**Objetivo 1**
Responde a estas preguntas sobre el texto acerca de la libertad y el Dinero:
(a) ¿Con qué compara Castellani a las masas enzarzadas por la obsesión de la libertad?
(b) ¿A qué estaban ligadas las libertades antiguas?
(c) ¿En qué llega a convertirse la golosina que garantizaba la hegemonía del Dinero?
**Objetivo 2**
Prosigue el texto sobre la libertad y el Dinero a partir de su última frase.

De acá
Juan Manuel De Prada
En un pasaje particularmente
luminoso de su obra, Leonardo Castellani vincula directamente la
obsesión de la libertad propia de nuestra época con la hegemonía alcanzada por
las fuerzas económicas descontroladas. Señala el gran escritor argentino
que esta obsesión por la libertad habría logrado mantener a las masas
enzarzadas como monos que se disputan en una jaula una damajuana de
aguardiente, mientras el Dinero se dedicaba tan pichi a hacer de las
suyas, actuando discrecionalmente, sin vigilancias ni cortapisas.
Castellani, en definitiva, nos propone que toda esa olimpiada de derechos y
libertades que saboreamos como si fuesen una golosina no serían sino cebos (¡y
placebos!) que el Dinero nos arroja para mantenernos entretenidos, como se arrojan
algarrobas a los puercos, mientras el Dinero se concentra y multiplica en unas
pocas manos, mientras circula libremente con destino a paraísos fiscales,
mientras asegura su intangibilidad (e impunidad) mediante entelequias
jurídicas.
Se trata de una tesis
extraordinariamente sugestiva. Si volvemos la vista atrás, descubriremos
que la ‘espiritualización’ del Dinero (esto es, el momento en que deja
de ser un símbolo que representa el valor de los bienes, para convertirse en
una niebla de las finanzas, desligada de los bienes que en principio
representaba) coincide en el tiempo con el ocaso de la libertad como medio concreto
para alcanzar un fin concreto y su sustitución por una libertad abstracta que
es un fin en sí misma y enardece a las masas con ideales utópicos,
enzarzándolas en una demogresca aturdidora y esterilizante. Las
libertades antiguas estaban ligadas a los oficios de las gentes, a la tierra
que les brindaba sustento, a la defensa de sus familias y sus formas de vida.
La libertad abstracta llenó a las gentes la cabeza de ideas mentecatas y
exaltantes que, a la vez que les impedían mantener los pies en el suelo (obligándolas
a abandonar su oficio, su tierra y su familia), las ensoberbecían de tal modo
que ya nunca volvieron a elevar la vista al cielo, pues su única religión a
partir de entonces fueron los sucesivos reclamos que la libertad abstracta les
suministraba. Y, mientras estas gentes que se habían quedado sin tierra, sin
oficio y sin familia se entretenían, absortas en sus desdichados ideales
utópicos, el Dinero se dedicó a completar el despojo, sabiendo que sus
latrocinios pasarían inadvertidos; y, si en alguna ocasión tales latrocinios
resultaban demasiado ostentosos, el Dinero auspició nuevas declaraciones de
derechos y libertades, o ‘amplió’ las ya existentes, de tal manera que la
golosina que garantizaba su hegemonía adquiriese una mayor variedad, hasta
convertirse en una fastuosa tienda de chuches.

**Material proporcionado**
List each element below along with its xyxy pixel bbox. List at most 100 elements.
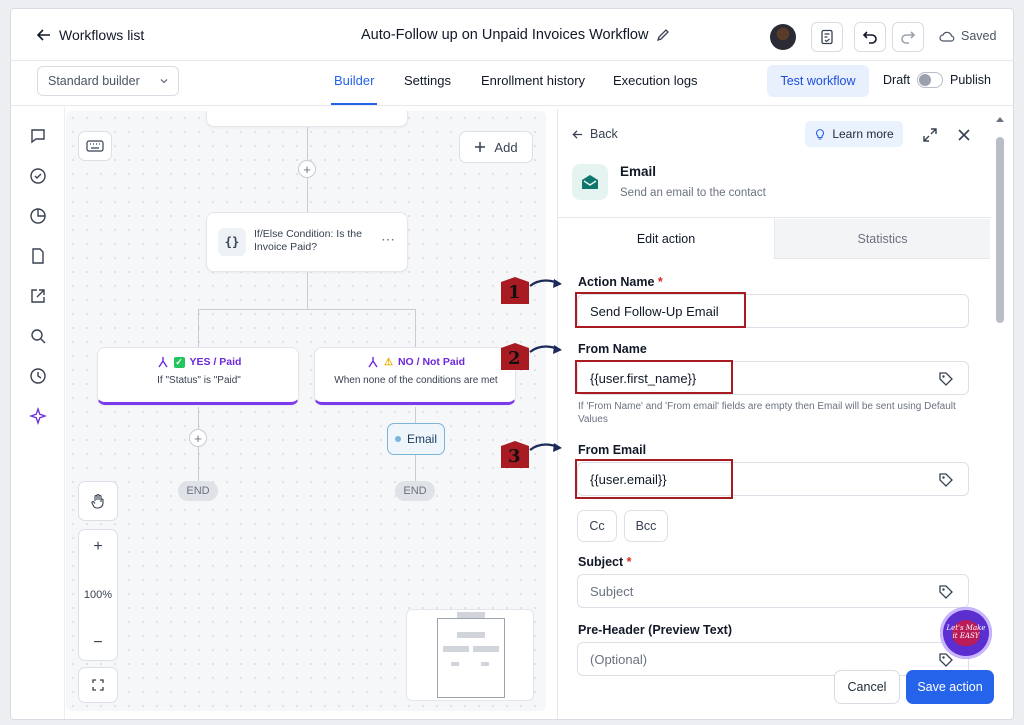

**Respuesta correcta 1**
(a) Con monos que se disputan en una jaula una damajuana de aguardiente.
(b) A los oficios de las gentes, a la tierra que les brindaba sustento y a la defensa de sus familias y sus formas de vida.
(c) En una fastuosa tienda de chuches.

**Respuesta correcta 2**
Y así el Dinero
inventó una forma fantasmática de reproducción que le permitía multiplicarse
exponencialmente, mediante birlibirloques bursátiles y sistemas bancarios de
reserva fraccionaria. Con la particularidad de que, cada vez que ese
Dinero fantasmático quería hacerse corpóreo, tenía que esquilmar los bienes
reales, sangrando a las pobres gentes que ni siquiera se percataban del
latrocinio, porque seguían en su jaula, disputando como monos. El Dinero
inventó también el abuso de la persona jurídica y el principio de
responsabilidad limitada, que quebraba los conceptos tradicionales de propiedad
y sociedad, ligados indisolublemente a la responsabilidad personal de sus
titulares, para propiciar la conversión de la propiedad en un ente con vida
propia que, mientras crece, reparte beneficios, pero que cuando se declara en
quiebra deja a salvo el patrimonio de sus titulares. El Dinero, en fin,
inventó la libertad de circulación de capitales, que le permitía -a la
vez que daba cínicamente lecciones de patriotismo a los monos de la jaula- abandonar
como una rata el barco que se hundía, escapar a la vigilancia del fisco,
emboscarse detrás de testaferros, crear sociedades offshore en
paraísos fiscales, fundirse en una niebla de las finanzas indiscernible.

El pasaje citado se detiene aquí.